Exercise aim » An exact copy of all the data is required, with pictures left out.

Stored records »

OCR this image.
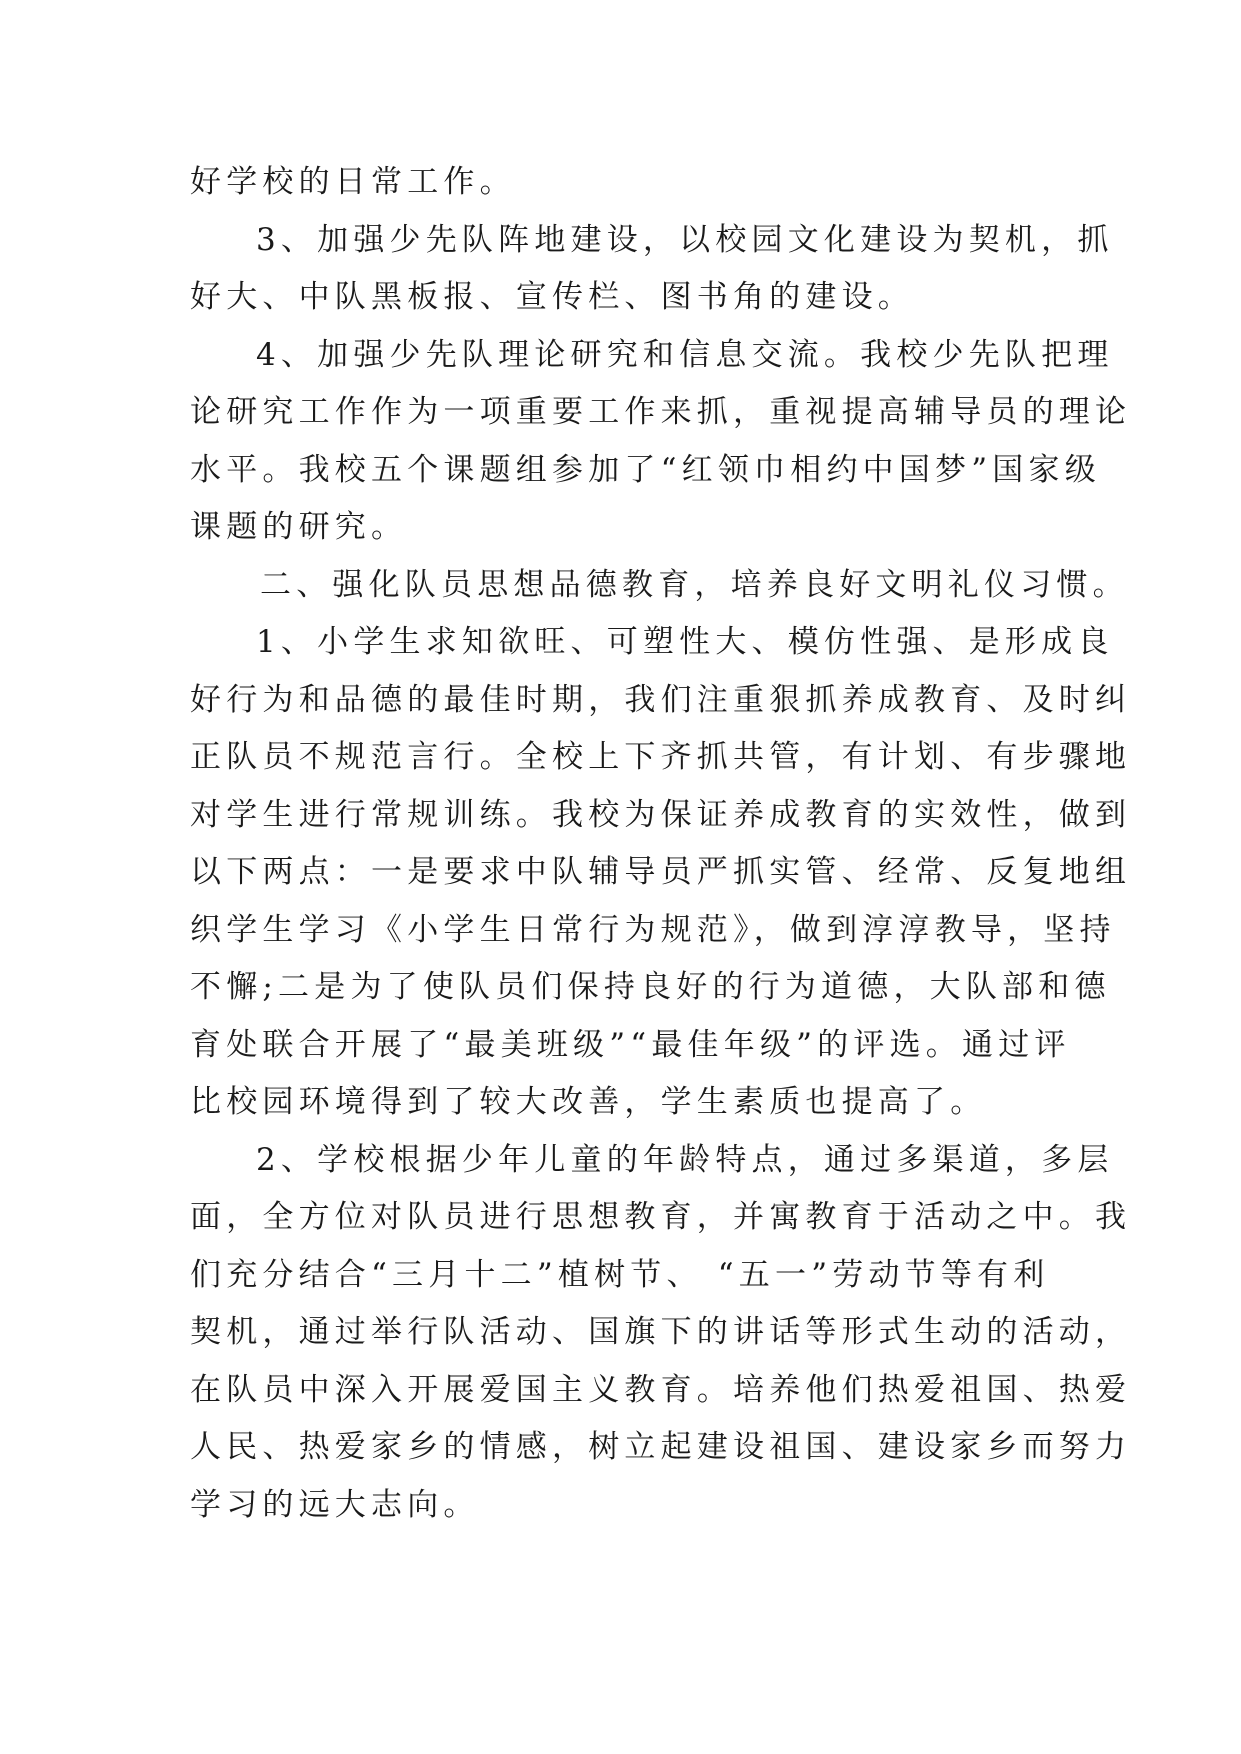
好学校的日常工作。
3、加强少先队阵地建设，以校园文化建设为契机，抓
好大、中队黑板报、宣传栏、图书角的建设。
4、加强少先队理论研究和信息交流。我校少先队把理
论研究工作作为一项重要工作来抓，重视提高辅导员的理论
水平。我校五个课题组参加了“红领巾相约中国梦”国家级
课题的研究。
二、强化队员思想品德教育，培养良好文明礼仪习惯。
1、小学生求知欲旺、可塑性大、模仿性强、是形成良
好行为和品德的最佳时期，我们注重狠抓养成教育、及时纠
正队员不规范言行。全校上下齐抓共管，有计划、有步骤地
对学生进行常规训练。我校为保证养成教育的实效性，做到
以下两点：一是要求中队辅导员严抓实管、经常、反复地组
织学生学习《小学生日常行为规范》，做到淳淳教导，坚持
不懈;二是为了使队员们保持良好的行为道德，大队部和德
育处联合开展了“最美班级”“最佳年级”的评选。通过评
比校园环境得到了较大改善，学生素质也提高了。
2、学校根据少年儿童的年龄特点，通过多渠道，多层
面，全方位对队员进行思想教育，并寓教育于活动之中。我
们充分结合“三月十二”植树节、 “五一”劳动节等有利
契机，通过举行队活动、国旗下的讲话等形式生动的活动，
在队员中深入开展爱国主义教育。培养他们热爱祖国、热爱
人民、热爱家乡的情感，树立起建设祖国、建设家乡而努力
学习的远大志向。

Final result »
OCR this image.
好学校的日常工作。
3、加强少先队阵地建设，以校园文化建设为契机，抓
好大、中队黑板报、宣传栏、图书角的建设。
4、加强少先队理论研究和信息交流。我校少先队把理
论研究工作作为一项重要工作来抓，重视提高辅导员的理论
水平。我校五个课题组参加了“红领巾相约中国梦”国家级
课题的研究。
二、强化队员思想品德教育，培养良好文明礼仪习惯。
1、小学生求知欲旺、可塑性大、模仿性强、是形成良
好行为和品德的最佳时期，我们注重狠抓养成教育、及时纠
正队员不规范言行。全校上下齐抓共管，有计划、有步骤地
对学生进行常规训练。我校为保证养成教育的实效性，做到
以下两点：一是要求中队辅导员严抓实管、经常、反复地组
织学生学习《小学生日常行为规范》，做到淳淳教导，坚持
不懈;二是为了使队员们保持良好的行为道德，大队部和德
育处联合开展了“最美班级”“最佳年级”的评选。通过评
比校园环境得到了较大改善，学生素质也提高了。
2、学校根据少年儿童的年龄特点，通过多渠道，多层
面，全方位对队员进行思想教育，并寓教育于活动之中。我
们充分结合“三月十二”植树节、 “五一”劳动节等有利
契机，通过举行队活动、国旗下的讲话等形式生动的活动，
在队员中深入开展爱国主义教育。培养他们热爱祖国、热爱
人民、热爱家乡的情感，树立起建设祖国、建设家乡而努力
学习的远大志向。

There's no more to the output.